Keep every line where the word "ylabel" appears; drop the rest.

Dataset listings of figures:
◆ ◆ ◆ ◆ ◆ ◆ ◆
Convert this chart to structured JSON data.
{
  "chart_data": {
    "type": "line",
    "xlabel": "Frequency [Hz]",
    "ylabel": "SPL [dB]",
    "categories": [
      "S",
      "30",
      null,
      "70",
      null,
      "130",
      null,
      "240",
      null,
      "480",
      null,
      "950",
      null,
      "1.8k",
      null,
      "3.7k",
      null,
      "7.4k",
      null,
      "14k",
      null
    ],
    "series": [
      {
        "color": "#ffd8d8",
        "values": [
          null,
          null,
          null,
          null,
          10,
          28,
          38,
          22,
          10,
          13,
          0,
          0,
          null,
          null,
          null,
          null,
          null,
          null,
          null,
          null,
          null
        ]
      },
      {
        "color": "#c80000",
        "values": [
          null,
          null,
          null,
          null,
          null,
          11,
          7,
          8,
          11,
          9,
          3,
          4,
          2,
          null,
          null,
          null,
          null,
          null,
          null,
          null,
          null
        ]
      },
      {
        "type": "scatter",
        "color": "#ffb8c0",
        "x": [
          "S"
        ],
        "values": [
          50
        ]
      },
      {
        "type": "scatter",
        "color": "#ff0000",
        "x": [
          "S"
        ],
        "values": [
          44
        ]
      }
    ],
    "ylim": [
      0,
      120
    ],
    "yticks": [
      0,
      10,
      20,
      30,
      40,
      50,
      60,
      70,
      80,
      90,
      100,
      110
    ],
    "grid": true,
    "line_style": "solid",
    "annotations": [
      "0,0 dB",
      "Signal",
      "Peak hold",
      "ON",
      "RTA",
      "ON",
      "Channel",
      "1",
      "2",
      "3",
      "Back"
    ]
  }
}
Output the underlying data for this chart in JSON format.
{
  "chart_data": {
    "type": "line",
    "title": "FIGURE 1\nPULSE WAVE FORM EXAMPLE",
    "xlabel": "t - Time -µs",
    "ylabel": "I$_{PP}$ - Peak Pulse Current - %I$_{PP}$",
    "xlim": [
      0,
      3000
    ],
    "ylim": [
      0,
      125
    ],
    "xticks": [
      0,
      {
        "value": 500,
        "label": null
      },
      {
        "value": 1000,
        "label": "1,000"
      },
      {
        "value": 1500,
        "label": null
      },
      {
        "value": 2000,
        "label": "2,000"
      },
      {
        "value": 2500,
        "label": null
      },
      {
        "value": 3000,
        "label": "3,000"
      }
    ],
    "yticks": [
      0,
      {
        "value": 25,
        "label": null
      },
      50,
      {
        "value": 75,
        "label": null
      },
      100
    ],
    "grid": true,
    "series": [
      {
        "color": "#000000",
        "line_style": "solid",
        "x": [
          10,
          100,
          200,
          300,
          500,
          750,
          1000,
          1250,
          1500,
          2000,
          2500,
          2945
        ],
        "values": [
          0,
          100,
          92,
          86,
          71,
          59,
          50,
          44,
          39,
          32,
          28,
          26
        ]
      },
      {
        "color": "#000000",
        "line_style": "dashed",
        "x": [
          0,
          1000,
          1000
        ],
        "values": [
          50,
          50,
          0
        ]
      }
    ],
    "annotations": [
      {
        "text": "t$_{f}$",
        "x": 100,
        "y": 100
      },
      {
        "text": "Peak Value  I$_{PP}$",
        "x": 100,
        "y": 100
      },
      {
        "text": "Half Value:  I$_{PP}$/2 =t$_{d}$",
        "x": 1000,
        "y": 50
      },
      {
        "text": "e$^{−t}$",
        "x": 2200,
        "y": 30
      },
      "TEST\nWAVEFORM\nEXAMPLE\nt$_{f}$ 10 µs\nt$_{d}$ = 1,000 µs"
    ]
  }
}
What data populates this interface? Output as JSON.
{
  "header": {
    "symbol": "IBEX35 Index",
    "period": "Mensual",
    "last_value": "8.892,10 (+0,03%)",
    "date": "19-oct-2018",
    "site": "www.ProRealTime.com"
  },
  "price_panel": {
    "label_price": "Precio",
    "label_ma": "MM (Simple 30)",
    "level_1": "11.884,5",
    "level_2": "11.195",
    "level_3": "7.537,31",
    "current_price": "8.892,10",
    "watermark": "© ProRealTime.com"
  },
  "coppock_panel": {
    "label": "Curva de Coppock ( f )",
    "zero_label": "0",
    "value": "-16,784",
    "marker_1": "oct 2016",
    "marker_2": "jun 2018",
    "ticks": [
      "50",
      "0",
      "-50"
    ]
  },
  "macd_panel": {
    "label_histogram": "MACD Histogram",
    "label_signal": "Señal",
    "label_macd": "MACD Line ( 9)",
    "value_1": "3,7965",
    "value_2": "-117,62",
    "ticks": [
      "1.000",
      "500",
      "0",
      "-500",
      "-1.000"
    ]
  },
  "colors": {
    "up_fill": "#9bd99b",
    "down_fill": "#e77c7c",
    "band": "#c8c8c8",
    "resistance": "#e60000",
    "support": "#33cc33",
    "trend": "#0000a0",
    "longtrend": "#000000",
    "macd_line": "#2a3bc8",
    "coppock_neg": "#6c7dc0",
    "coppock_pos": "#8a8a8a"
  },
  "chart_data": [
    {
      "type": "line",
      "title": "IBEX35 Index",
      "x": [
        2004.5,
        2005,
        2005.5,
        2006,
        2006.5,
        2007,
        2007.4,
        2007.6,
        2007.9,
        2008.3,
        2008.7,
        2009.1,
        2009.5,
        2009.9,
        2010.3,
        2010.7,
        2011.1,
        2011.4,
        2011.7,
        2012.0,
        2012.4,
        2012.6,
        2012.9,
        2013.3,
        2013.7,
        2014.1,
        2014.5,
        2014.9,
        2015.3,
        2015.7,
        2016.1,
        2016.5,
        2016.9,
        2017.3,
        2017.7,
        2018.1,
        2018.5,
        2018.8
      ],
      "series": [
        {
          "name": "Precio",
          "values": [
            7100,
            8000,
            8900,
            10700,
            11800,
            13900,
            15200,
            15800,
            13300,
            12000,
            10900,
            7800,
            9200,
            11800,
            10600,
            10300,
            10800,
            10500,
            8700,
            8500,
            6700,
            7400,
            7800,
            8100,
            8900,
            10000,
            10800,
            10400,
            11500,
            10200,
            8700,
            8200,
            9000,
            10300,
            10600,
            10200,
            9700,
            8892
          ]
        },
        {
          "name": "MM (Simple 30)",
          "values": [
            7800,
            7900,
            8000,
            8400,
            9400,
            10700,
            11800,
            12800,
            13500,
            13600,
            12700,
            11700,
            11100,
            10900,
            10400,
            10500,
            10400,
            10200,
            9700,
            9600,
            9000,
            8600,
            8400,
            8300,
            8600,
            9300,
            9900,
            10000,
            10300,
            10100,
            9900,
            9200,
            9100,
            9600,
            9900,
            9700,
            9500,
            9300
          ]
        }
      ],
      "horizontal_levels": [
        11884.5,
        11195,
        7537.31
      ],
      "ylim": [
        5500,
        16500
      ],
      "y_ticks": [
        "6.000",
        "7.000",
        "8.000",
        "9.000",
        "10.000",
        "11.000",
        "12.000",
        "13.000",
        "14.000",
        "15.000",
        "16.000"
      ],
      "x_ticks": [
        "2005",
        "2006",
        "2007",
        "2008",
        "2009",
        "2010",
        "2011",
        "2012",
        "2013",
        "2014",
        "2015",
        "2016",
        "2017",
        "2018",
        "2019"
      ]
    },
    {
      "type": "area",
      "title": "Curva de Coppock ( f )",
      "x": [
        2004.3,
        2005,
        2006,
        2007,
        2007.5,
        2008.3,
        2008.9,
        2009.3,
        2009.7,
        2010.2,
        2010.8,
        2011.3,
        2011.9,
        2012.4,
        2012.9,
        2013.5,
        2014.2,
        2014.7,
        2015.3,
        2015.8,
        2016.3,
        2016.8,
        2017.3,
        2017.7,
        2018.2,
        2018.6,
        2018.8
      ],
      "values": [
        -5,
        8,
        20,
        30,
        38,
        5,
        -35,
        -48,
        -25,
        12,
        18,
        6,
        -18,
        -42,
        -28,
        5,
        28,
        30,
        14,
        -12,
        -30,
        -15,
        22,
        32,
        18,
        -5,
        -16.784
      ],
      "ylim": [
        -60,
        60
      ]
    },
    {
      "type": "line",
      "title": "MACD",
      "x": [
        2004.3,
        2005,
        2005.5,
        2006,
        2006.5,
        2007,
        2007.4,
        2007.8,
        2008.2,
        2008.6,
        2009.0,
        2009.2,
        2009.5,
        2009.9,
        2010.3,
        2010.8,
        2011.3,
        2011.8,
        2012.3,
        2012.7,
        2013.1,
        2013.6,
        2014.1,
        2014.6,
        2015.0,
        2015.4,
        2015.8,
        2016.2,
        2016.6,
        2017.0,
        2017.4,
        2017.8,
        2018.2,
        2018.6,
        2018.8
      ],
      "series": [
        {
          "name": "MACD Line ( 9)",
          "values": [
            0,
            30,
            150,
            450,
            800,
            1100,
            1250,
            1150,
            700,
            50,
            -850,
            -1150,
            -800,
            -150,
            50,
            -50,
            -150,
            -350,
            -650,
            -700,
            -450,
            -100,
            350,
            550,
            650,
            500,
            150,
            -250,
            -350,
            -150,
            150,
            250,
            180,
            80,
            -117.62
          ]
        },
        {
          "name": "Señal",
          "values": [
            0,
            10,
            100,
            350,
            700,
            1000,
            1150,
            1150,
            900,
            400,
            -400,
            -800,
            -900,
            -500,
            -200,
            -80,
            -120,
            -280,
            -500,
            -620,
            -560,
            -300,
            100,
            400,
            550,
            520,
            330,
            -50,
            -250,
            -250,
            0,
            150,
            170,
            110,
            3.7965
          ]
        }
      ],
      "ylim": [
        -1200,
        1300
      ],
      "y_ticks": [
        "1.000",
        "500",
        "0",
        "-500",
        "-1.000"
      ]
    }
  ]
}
◆ ◆ ◆ ◆ ◆ ◆ ◆
**RESPONSE TO THIS TASK:**
    "ylabel": "SPL [dB]",
    "ylabel": "I$_{PP}$ - Peak Pulse Current - %I$_{PP}$",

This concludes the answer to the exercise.